### TASK INSTRUCTIONS:
Any picture among the records should be left out, please; retype the rest exactly.

### DATA ROWS:
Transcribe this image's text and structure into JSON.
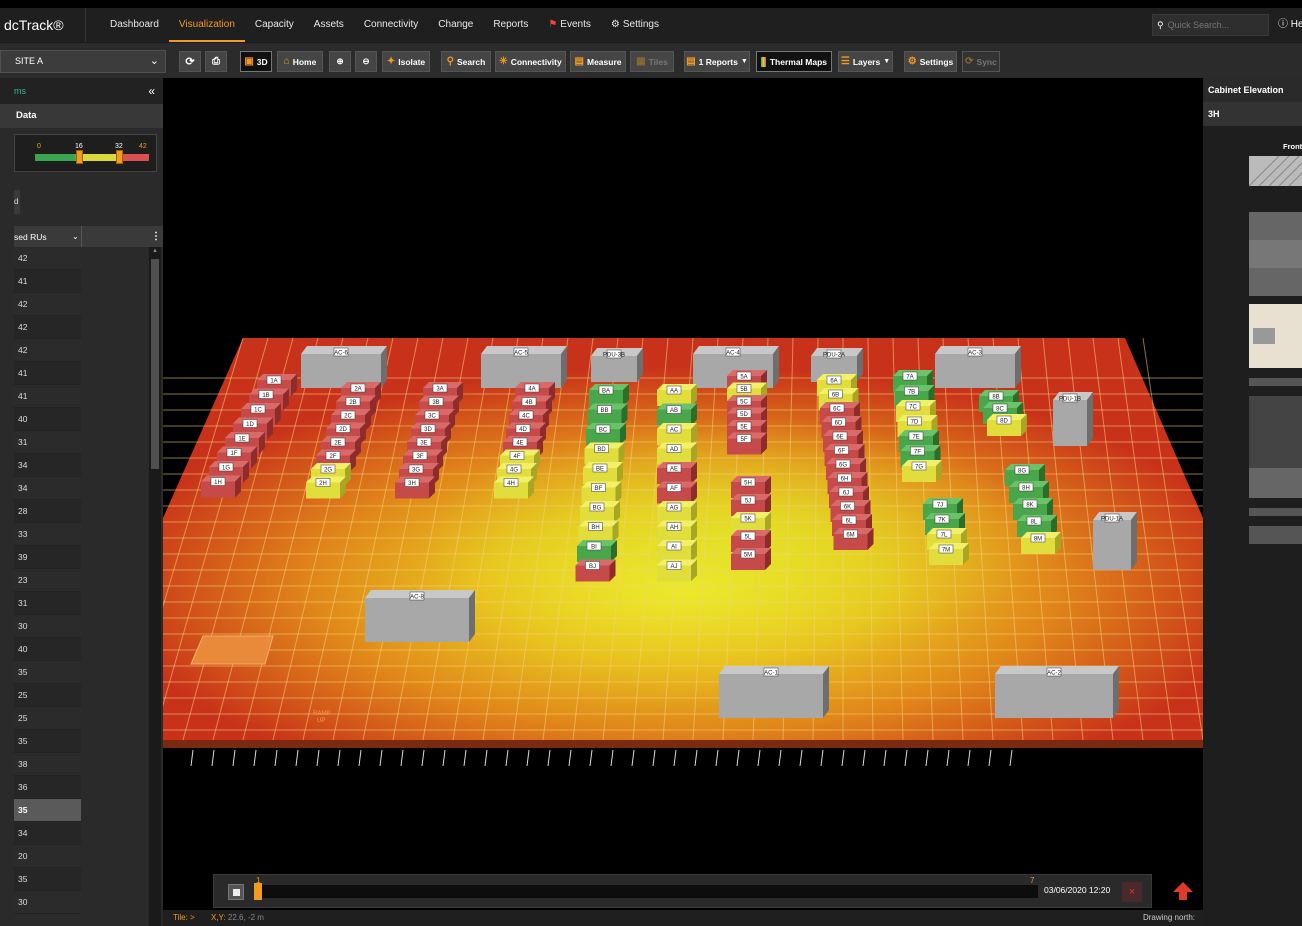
{
  "brand": "dcTrack®",
  "nav": {
    "dashboard": "Dashboard",
    "visualization": "Visualization",
    "capacity": "Capacity",
    "assets": "Assets",
    "connectivity": "Connectivity",
    "change": "Change",
    "reports": "Reports",
    "events": "Events",
    "settings": "Settings"
  },
  "quick_search_placeholder": "Quick Search...",
  "help": "He",
  "toolbar": {
    "site": "SITE A",
    "btn_3d": "3D",
    "home": "Home",
    "isolate": "Isolate",
    "search": "Search",
    "connectivity": "Connectivity",
    "measure": "Measure",
    "tiles": "Tiles",
    "reports": "1 Reports",
    "thermal": "Thermal Maps",
    "layers": "Layers",
    "settings": "Settings",
    "sync": "Sync"
  },
  "left_panel": {
    "title": "ms",
    "subtitle": "Data",
    "legend": [
      "0",
      "16",
      "32",
      "42"
    ],
    "mini": "d",
    "column_header": "sed RUs",
    "rows": [
      "42",
      "41",
      "42",
      "42",
      "42",
      "41",
      "41",
      "40",
      "31",
      "34",
      "34",
      "28",
      "33",
      "39",
      "23",
      "31",
      "30",
      "40",
      "35",
      "25",
      "25",
      "35",
      "38",
      "36",
      "35",
      "34",
      "20",
      "35",
      "30"
    ],
    "selected_row": 24
  },
  "scene": {
    "ac_units": [
      "AC-6",
      "AC-5",
      "AC-4",
      "AC-3",
      "AC-8",
      "AC-1",
      "AC-2"
    ],
    "pdu_units": [
      "PDU-3B",
      "PDU-2A",
      "PDU-1B",
      "PDU-1A"
    ],
    "ramp": [
      "RAMP",
      "UP"
    ],
    "rows": {
      "r1": [
        "1A",
        "1B",
        "1C",
        "1D",
        "1E",
        "1F",
        "1G",
        "1H"
      ],
      "r2": [
        "2A",
        "2B",
        "2C",
        "2D",
        "2E",
        "2F",
        "2G",
        "2H"
      ],
      "r3": [
        "3A",
        "3B",
        "3C",
        "3D",
        "3E",
        "3F",
        "3G",
        "3H"
      ],
      "r4": [
        "4A",
        "4B",
        "4C",
        "4D",
        "4E",
        "4F",
        "4G",
        "4H"
      ],
      "rB": [
        "BA",
        "BB",
        "BC",
        "BD",
        "BE",
        "BF",
        "BG",
        "BH",
        "BI",
        "BJ"
      ],
      "rA": [
        "AA",
        "AB",
        "AC",
        "AD",
        "AE",
        "AF",
        "AG",
        "AH",
        "AI",
        "AJ"
      ],
      "r5a": [
        "5A",
        "5B",
        "5C",
        "5D",
        "5E",
        "5F"
      ],
      "r5b": [
        "5H",
        "5J",
        "5K",
        "5L",
        "5M"
      ],
      "r6": [
        "6A",
        "6B",
        "6C",
        "6D",
        "6E",
        "6F",
        "6G",
        "6H",
        "6J",
        "6K",
        "6L",
        "6M"
      ],
      "r7a": [
        "7A",
        "7B",
        "7C",
        "7D",
        "7E",
        "7F",
        "7G"
      ],
      "r7b": [
        "7J",
        "7K",
        "7L",
        "7M"
      ],
      "r8a": [
        "8B",
        "8C",
        "8D"
      ],
      "r8b": [
        "8G",
        "8H",
        "8K",
        "8L",
        "8M"
      ]
    }
  },
  "timeline": {
    "start": "1",
    "end": "7",
    "datetime": "03/06/2020 12:20",
    "close": "×"
  },
  "status": {
    "tile_label": "Tile: >",
    "xy_label": "X,Y:",
    "xy_value": "22.6, -2 m",
    "north": "Drawing north:"
  },
  "right_panel": {
    "title": "Cabinet Elevation",
    "cabinet": "3H",
    "front": "Front"
  }
}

### OUTPUT FOR THIS EXERCISE:
Transcribe this image's text and structure into JSON.
{
  "brand": "dcTrack®",
  "nav": {
    "dashboard": "Dashboard",
    "visualization": "Visualization",
    "capacity": "Capacity",
    "assets": "Assets",
    "connectivity": "Connectivity",
    "change": "Change",
    "reports": "Reports",
    "events": "Events",
    "settings": "Settings"
  },
  "quick_search_placeholder": "Quick Search...",
  "help": "He",
  "toolbar": {
    "site": "SITE A",
    "btn_3d": "3D",
    "home": "Home",
    "isolate": "Isolate",
    "search": "Search",
    "connectivity": "Connectivity",
    "measure": "Measure",
    "tiles": "Tiles",
    "reports": "1 Reports",
    "thermal": "Thermal Maps",
    "layers": "Layers",
    "settings": "Settings",
    "sync": "Sync"
  },
  "left_panel": {
    "title": "ms",
    "subtitle": "Data",
    "legend": [
      "0",
      "16",
      "32",
      "42"
    ],
    "mini": "d",
    "column_header": "sed RUs",
    "rows": [
      "42",
      "41",
      "42",
      "42",
      "42",
      "41",
      "41",
      "40",
      "31",
      "34",
      "34",
      "28",
      "33",
      "39",
      "23",
      "31",
      "30",
      "40",
      "35",
      "25",
      "25",
      "35",
      "38",
      "36",
      "35",
      "34",
      "20",
      "35",
      "30"
    ],
    "selected_row": 24
  },
  "scene": {
    "ac_units": [
      "AC-6",
      "AC-5",
      "AC-4",
      "AC-3",
      "AC-8",
      "AC-1",
      "AC-2"
    ],
    "pdu_units": [
      "PDU-3B",
      "PDU-2A",
      "PDU-1B",
      "PDU-1A"
    ],
    "ramp": [
      "RAMP",
      "UP"
    ],
    "rows": {
      "r1": [
        "1A",
        "1B",
        "1C",
        "1D",
        "1E",
        "1F",
        "1G",
        "1H"
      ],
      "r2": [
        "2A",
        "2B",
        "2C",
        "2D",
        "2E",
        "2F",
        "2G",
        "2H"
      ],
      "r3": [
        "3A",
        "3B",
        "3C",
        "3D",
        "3E",
        "3F",
        "3G",
        "3H"
      ],
      "r4": [
        "4A",
        "4B",
        "4C",
        "4D",
        "4E",
        "4F",
        "4G",
        "4H"
      ],
      "rB": [
        "BA",
        "BB",
        "BC",
        "BD",
        "BE",
        "BF",
        "BG",
        "BH",
        "BI",
        "BJ"
      ],
      "rA": [
        "AA",
        "AB",
        "AC",
        "AD",
        "AE",
        "AF",
        "AG",
        "AH",
        "AI",
        "AJ"
      ],
      "r5a": [
        "5A",
        "5B",
        "5C",
        "5D",
        "5E",
        "5F"
      ],
      "r5b": [
        "5H",
        "5J",
        "5K",
        "5L",
        "5M"
      ],
      "r6": [
        "6A",
        "6B",
        "6C",
        "6D",
        "6E",
        "6F",
        "6G",
        "6H",
        "6J",
        "6K",
        "6L",
        "6M"
      ],
      "r7a": [
        "7A",
        "7B",
        "7C",
        "7D",
        "7E",
        "7F",
        "7G"
      ],
      "r7b": [
        "7J",
        "7K",
        "7L",
        "7M"
      ],
      "r8a": [
        "8B",
        "8C",
        "8D"
      ],
      "r8b": [
        "8G",
        "8H",
        "8K",
        "8L",
        "8M"
      ]
    }
  },
  "timeline": {
    "start": "1",
    "end": "7",
    "datetime": "03/06/2020 12:20",
    "close": "×"
  },
  "status": {
    "tile_label": "Tile: >",
    "xy_label": "X,Y:",
    "xy_value": "22.6, -2 m",
    "north": "Drawing north:"
  },
  "right_panel": {
    "title": "Cabinet Elevation",
    "cabinet": "3H",
    "front": "Front"
  }
}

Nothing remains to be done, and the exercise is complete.